(Problem details) Transcribe every entry word for word, but skip the images.
## Start
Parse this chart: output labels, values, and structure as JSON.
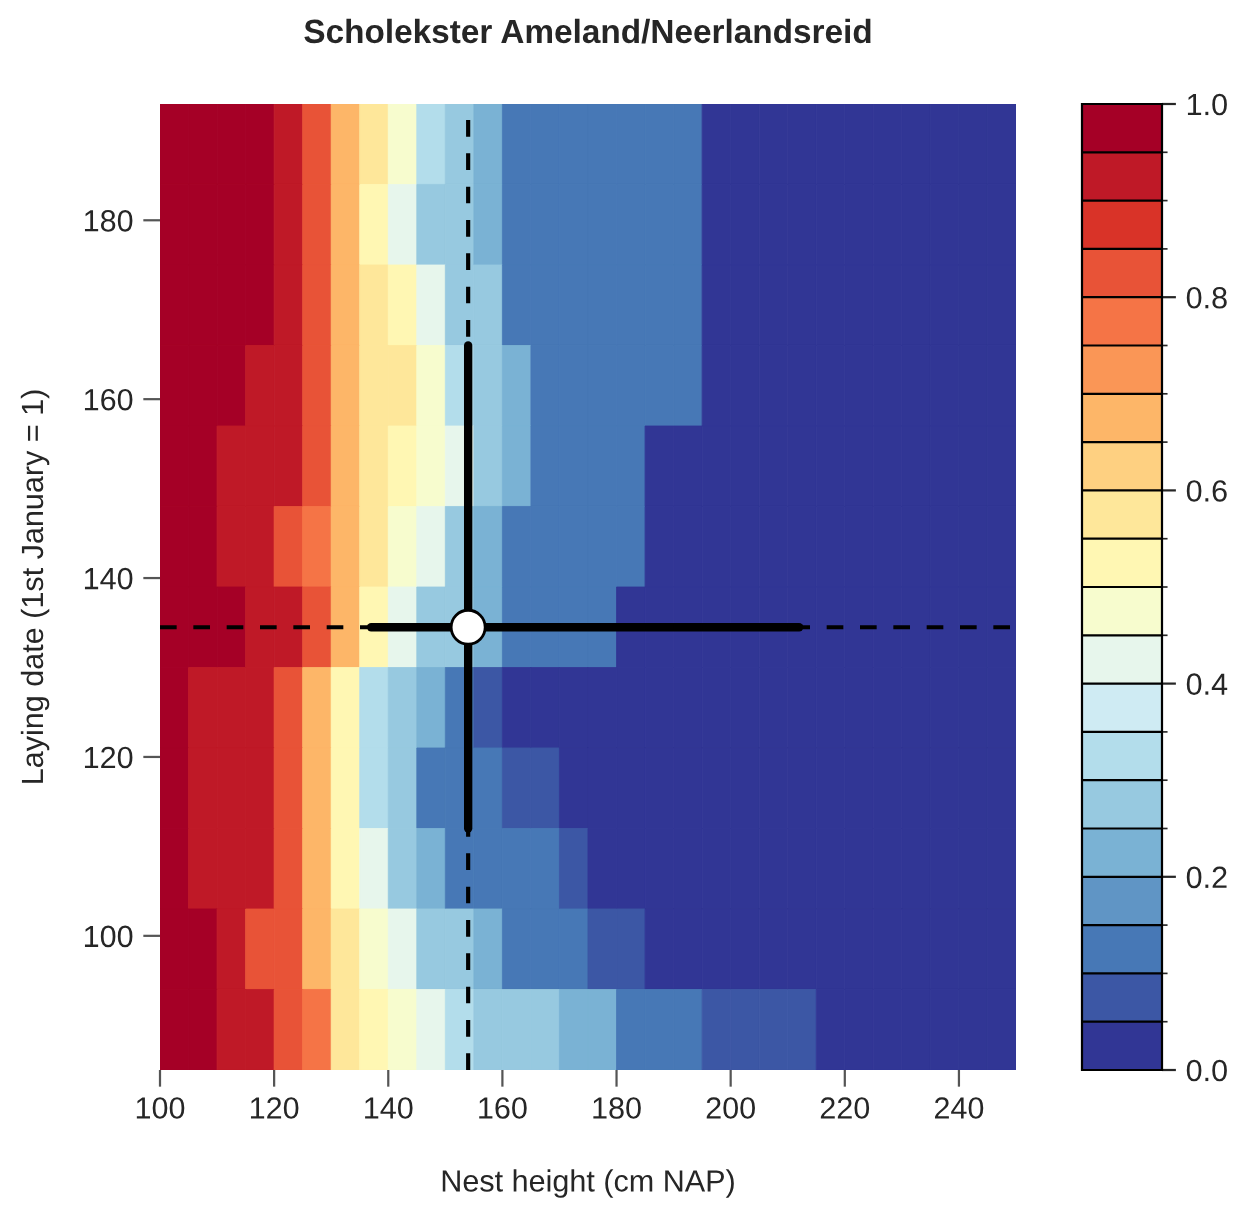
{
  "chart_data": {
    "type": "heatmap",
    "title": "Scholekster Ameland/Neerlandsreid",
    "xlabel": "Nest height (cm NAP)",
    "ylabel": "Laying date (1st January = 1)",
    "x": [
      102.5,
      107.5,
      112.5,
      117.5,
      122.5,
      127.5,
      132.5,
      137.5,
      142.5,
      147.5,
      152.5,
      157.5,
      162.5,
      167.5,
      172.5,
      177.5,
      182.5,
      187.5,
      192.5,
      197.5,
      202.5,
      207.5,
      212.5,
      217.5,
      222.5,
      227.5,
      232.5,
      237.5,
      242.5,
      247.5
    ],
    "y": [
      188.5,
      179.5,
      170.5,
      161.5,
      152.5,
      143.5,
      134.5,
      125.5,
      116.5,
      107.5,
      98.5,
      89.5
    ],
    "cells": [
      [
        1,
        1,
        1,
        1,
        0.95,
        0.85,
        0.7,
        0.55,
        0.45,
        0.35,
        0.25,
        0.2,
        0.15,
        0.15,
        0.15,
        0.15,
        0.1,
        0.1,
        0.1,
        0,
        0,
        0,
        0,
        0,
        0,
        0,
        0,
        0,
        0,
        0
      ],
      [
        1,
        1,
        1,
        1,
        0.95,
        0.85,
        0.65,
        0.5,
        0.4,
        0.3,
        0.25,
        0.2,
        0.15,
        0.15,
        0.15,
        0.15,
        0.1,
        0.1,
        0.1,
        0,
        0,
        0,
        0,
        0,
        0,
        0,
        0,
        0,
        0,
        0
      ],
      [
        1,
        1,
        1,
        1,
        0.9,
        0.8,
        0.7,
        0.6,
        0.5,
        0.4,
        0.3,
        0.25,
        0.15,
        0.15,
        0.15,
        0.15,
        0.1,
        0.1,
        0.1,
        0,
        0,
        0,
        0,
        0,
        0,
        0,
        0,
        0,
        0,
        0
      ],
      [
        1,
        1,
        1,
        0.95,
        0.9,
        0.8,
        0.7,
        0.6,
        0.55,
        0.45,
        0.35,
        0.3,
        0.2,
        0.15,
        0.15,
        0.15,
        0.1,
        0.1,
        0.1,
        0,
        0,
        0,
        0,
        0,
        0,
        0,
        0,
        0,
        0,
        0
      ],
      [
        1,
        1,
        0.95,
        0.95,
        0.9,
        0.8,
        0.7,
        0.6,
        0.5,
        0.45,
        0.4,
        0.3,
        0.2,
        0.15,
        0.15,
        0.15,
        0.1,
        0,
        0,
        0,
        0,
        0,
        0,
        0,
        0,
        0,
        0,
        0,
        0,
        0
      ],
      [
        1,
        1,
        0.95,
        0.9,
        0.85,
        0.75,
        0.65,
        0.55,
        0.45,
        0.4,
        0.3,
        0.2,
        0.15,
        0.15,
        0.15,
        0.1,
        0.1,
        0,
        0,
        0,
        0,
        0,
        0,
        0,
        0,
        0,
        0,
        0,
        0,
        0
      ],
      [
        1,
        1,
        1,
        0.95,
        0.9,
        0.8,
        0.65,
        0.5,
        0.4,
        0.3,
        0.25,
        0.2,
        0.1,
        0.1,
        0.1,
        0.1,
        0,
        0,
        0,
        0,
        0,
        0,
        0,
        0,
        0,
        0,
        0,
        0,
        0,
        0
      ],
      [
        1,
        0.95,
        0.95,
        0.9,
        0.85,
        0.7,
        0.5,
        0.35,
        0.3,
        0.2,
        0.1,
        0.05,
        0,
        0,
        0,
        0,
        0,
        0,
        0,
        0,
        0,
        0,
        0,
        0,
        0,
        0,
        0,
        0,
        0,
        0
      ],
      [
        1,
        0.95,
        0.95,
        0.9,
        0.8,
        0.65,
        0.5,
        0.35,
        0.25,
        0.15,
        0.1,
        0.1,
        0.05,
        0.05,
        0,
        0,
        0,
        0,
        0,
        0,
        0,
        0,
        0,
        0,
        0,
        0,
        0,
        0,
        0,
        0
      ],
      [
        1,
        0.95,
        0.95,
        0.9,
        0.8,
        0.65,
        0.5,
        0.4,
        0.3,
        0.2,
        0.15,
        0.15,
        0.1,
        0.1,
        0.05,
        0,
        0,
        0,
        0,
        0,
        0,
        0,
        0,
        0,
        0,
        0,
        0,
        0,
        0,
        0
      ],
      [
        1,
        1,
        0.95,
        0.85,
        0.8,
        0.7,
        0.6,
        0.45,
        0.4,
        0.3,
        0.25,
        0.2,
        0.15,
        0.1,
        0.1,
        0.05,
        0.05,
        0,
        0,
        0,
        0,
        0,
        0,
        0,
        0,
        0,
        0,
        0,
        0,
        0
      ],
      [
        1,
        1,
        0.95,
        0.9,
        0.85,
        0.75,
        0.6,
        0.5,
        0.45,
        0.4,
        0.35,
        0.3,
        0.3,
        0.25,
        0.2,
        0.2,
        0.15,
        0.1,
        0.1,
        0.05,
        0.05,
        0.05,
        0.05,
        0,
        0,
        0,
        0,
        0,
        0,
        0
      ]
    ],
    "clim": [
      0,
      1
    ],
    "cticks": [
      {
        "value": 0,
        "label": "0.0"
      },
      0.2,
      0.4,
      0.6,
      0.8,
      {
        "value": 1,
        "label": "1.0"
      }
    ],
    "xlim": [
      100,
      250
    ],
    "xticks": [
      100,
      120,
      140,
      160,
      180,
      200,
      220,
      240
    ],
    "ylim": [
      85,
      193
    ],
    "yticks": [
      100,
      120,
      140,
      160,
      180
    ],
    "series": [
      {
        "type": "scatter",
        "x": [
          154
        ],
        "values": [
          134.5
        ],
        "xerrors": [
          [
            137,
            212
          ]
        ],
        "errors": [
          [
            112,
            166
          ]
        ],
        "color": "#ffffff"
      }
    ],
    "marker": "circle",
    "ref_lines": [
      {
        "axis": "x",
        "value": 154,
        "line_style": "dashed"
      },
      {
        "axis": "y",
        "value": 134.5,
        "line_style": "dashed"
      }
    ]
  }
}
## End
(Answer to this problem)
Parse this chart: output labels, values, and structure as JSON.
{
  "chart_data": {
    "type": "heatmap",
    "title": "Scholekster Ameland/Neerlandsreid",
    "xlabel": "Nest height (cm NAP)",
    "ylabel": "Laying date (1st January = 1)",
    "x": [
      102.5,
      107.5,
      112.5,
      117.5,
      122.5,
      127.5,
      132.5,
      137.5,
      142.5,
      147.5,
      152.5,
      157.5,
      162.5,
      167.5,
      172.5,
      177.5,
      182.5,
      187.5,
      192.5,
      197.5,
      202.5,
      207.5,
      212.5,
      217.5,
      222.5,
      227.5,
      232.5,
      237.5,
      242.5,
      247.5
    ],
    "y": [
      188.5,
      179.5,
      170.5,
      161.5,
      152.5,
      143.5,
      134.5,
      125.5,
      116.5,
      107.5,
      98.5,
      89.5
    ],
    "cells": [
      [
        1,
        1,
        1,
        1,
        0.95,
        0.85,
        0.7,
        0.55,
        0.45,
        0.35,
        0.25,
        0.2,
        0.15,
        0.15,
        0.15,
        0.15,
        0.1,
        0.1,
        0.1,
        0,
        0,
        0,
        0,
        0,
        0,
        0,
        0,
        0,
        0,
        0
      ],
      [
        1,
        1,
        1,
        1,
        0.95,
        0.85,
        0.65,
        0.5,
        0.4,
        0.3,
        0.25,
        0.2,
        0.15,
        0.15,
        0.15,
        0.15,
        0.1,
        0.1,
        0.1,
        0,
        0,
        0,
        0,
        0,
        0,
        0,
        0,
        0,
        0,
        0
      ],
      [
        1,
        1,
        1,
        1,
        0.9,
        0.8,
        0.7,
        0.6,
        0.5,
        0.4,
        0.3,
        0.25,
        0.15,
        0.15,
        0.15,
        0.15,
        0.1,
        0.1,
        0.1,
        0,
        0,
        0,
        0,
        0,
        0,
        0,
        0,
        0,
        0,
        0
      ],
      [
        1,
        1,
        1,
        0.95,
        0.9,
        0.8,
        0.7,
        0.6,
        0.55,
        0.45,
        0.35,
        0.3,
        0.2,
        0.15,
        0.15,
        0.15,
        0.1,
        0.1,
        0.1,
        0,
        0,
        0,
        0,
        0,
        0,
        0,
        0,
        0,
        0,
        0
      ],
      [
        1,
        1,
        0.95,
        0.95,
        0.9,
        0.8,
        0.7,
        0.6,
        0.5,
        0.45,
        0.4,
        0.3,
        0.2,
        0.15,
        0.15,
        0.15,
        0.1,
        0,
        0,
        0,
        0,
        0,
        0,
        0,
        0,
        0,
        0,
        0,
        0,
        0
      ],
      [
        1,
        1,
        0.95,
        0.9,
        0.85,
        0.75,
        0.65,
        0.55,
        0.45,
        0.4,
        0.3,
        0.2,
        0.15,
        0.15,
        0.15,
        0.1,
        0.1,
        0,
        0,
        0,
        0,
        0,
        0,
        0,
        0,
        0,
        0,
        0,
        0,
        0
      ],
      [
        1,
        1,
        1,
        0.95,
        0.9,
        0.8,
        0.65,
        0.5,
        0.4,
        0.3,
        0.25,
        0.2,
        0.1,
        0.1,
        0.1,
        0.1,
        0,
        0,
        0,
        0,
        0,
        0,
        0,
        0,
        0,
        0,
        0,
        0,
        0,
        0
      ],
      [
        1,
        0.95,
        0.95,
        0.9,
        0.85,
        0.7,
        0.5,
        0.35,
        0.3,
        0.2,
        0.1,
        0.05,
        0,
        0,
        0,
        0,
        0,
        0,
        0,
        0,
        0,
        0,
        0,
        0,
        0,
        0,
        0,
        0,
        0,
        0
      ],
      [
        1,
        0.95,
        0.95,
        0.9,
        0.8,
        0.65,
        0.5,
        0.35,
        0.25,
        0.15,
        0.1,
        0.1,
        0.05,
        0.05,
        0,
        0,
        0,
        0,
        0,
        0,
        0,
        0,
        0,
        0,
        0,
        0,
        0,
        0,
        0,
        0
      ],
      [
        1,
        0.95,
        0.95,
        0.9,
        0.8,
        0.65,
        0.5,
        0.4,
        0.3,
        0.2,
        0.15,
        0.15,
        0.1,
        0.1,
        0.05,
        0,
        0,
        0,
        0,
        0,
        0,
        0,
        0,
        0,
        0,
        0,
        0,
        0,
        0,
        0
      ],
      [
        1,
        1,
        0.95,
        0.85,
        0.8,
        0.7,
        0.6,
        0.45,
        0.4,
        0.3,
        0.25,
        0.2,
        0.15,
        0.1,
        0.1,
        0.05,
        0.05,
        0,
        0,
        0,
        0,
        0,
        0,
        0,
        0,
        0,
        0,
        0,
        0,
        0
      ],
      [
        1,
        1,
        0.95,
        0.9,
        0.85,
        0.75,
        0.6,
        0.5,
        0.45,
        0.4,
        0.35,
        0.3,
        0.3,
        0.25,
        0.2,
        0.2,
        0.15,
        0.1,
        0.1,
        0.05,
        0.05,
        0.05,
        0.05,
        0,
        0,
        0,
        0,
        0,
        0,
        0
      ]
    ],
    "clim": [
      0,
      1
    ],
    "cticks": [
      {
        "value": 0,
        "label": "0.0"
      },
      0.2,
      0.4,
      0.6,
      0.8,
      {
        "value": 1,
        "label": "1.0"
      }
    ],
    "xlim": [
      100,
      250
    ],
    "xticks": [
      100,
      120,
      140,
      160,
      180,
      200,
      220,
      240
    ],
    "ylim": [
      85,
      193
    ],
    "yticks": [
      100,
      120,
      140,
      160,
      180
    ],
    "series": [
      {
        "type": "scatter",
        "x": [
          154
        ],
        "values": [
          134.5
        ],
        "xerrors": [
          [
            137,
            212
          ]
        ],
        "errors": [
          [
            112,
            166
          ]
        ],
        "color": "#ffffff"
      }
    ],
    "marker": "circle",
    "ref_lines": [
      {
        "axis": "x",
        "value": 154,
        "line_style": "dashed"
      },
      {
        "axis": "y",
        "value": 134.5,
        "line_style": "dashed"
      }
    ]
  }
}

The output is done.